Request: Locate and copy all lines bearing the word "dans".

(Stored entries)
------------------------------------------------------------------------

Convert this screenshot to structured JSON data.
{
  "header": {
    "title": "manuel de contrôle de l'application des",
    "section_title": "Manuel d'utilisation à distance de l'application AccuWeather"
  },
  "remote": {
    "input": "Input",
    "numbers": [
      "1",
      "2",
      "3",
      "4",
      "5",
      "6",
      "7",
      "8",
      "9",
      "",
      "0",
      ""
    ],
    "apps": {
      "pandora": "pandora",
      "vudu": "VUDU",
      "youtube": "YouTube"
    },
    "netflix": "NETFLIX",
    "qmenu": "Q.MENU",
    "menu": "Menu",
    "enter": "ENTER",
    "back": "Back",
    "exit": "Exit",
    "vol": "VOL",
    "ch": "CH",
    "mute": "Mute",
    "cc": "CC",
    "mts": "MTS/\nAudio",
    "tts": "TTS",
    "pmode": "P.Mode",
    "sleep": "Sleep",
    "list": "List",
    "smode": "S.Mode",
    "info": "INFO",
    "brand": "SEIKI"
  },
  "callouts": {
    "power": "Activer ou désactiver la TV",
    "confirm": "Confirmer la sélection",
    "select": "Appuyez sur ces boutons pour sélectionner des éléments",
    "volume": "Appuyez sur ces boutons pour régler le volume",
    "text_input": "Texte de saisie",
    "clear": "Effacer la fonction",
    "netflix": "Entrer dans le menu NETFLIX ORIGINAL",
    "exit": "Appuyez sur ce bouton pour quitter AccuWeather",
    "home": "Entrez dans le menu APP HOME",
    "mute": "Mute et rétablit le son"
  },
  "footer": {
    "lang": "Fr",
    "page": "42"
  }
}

------------------------------------------------------------------------

Final result:
    "netflix": "Entrer dans le menu NETFLIX ORIGINAL",
    "home": "Entrez dans le menu APP HOME",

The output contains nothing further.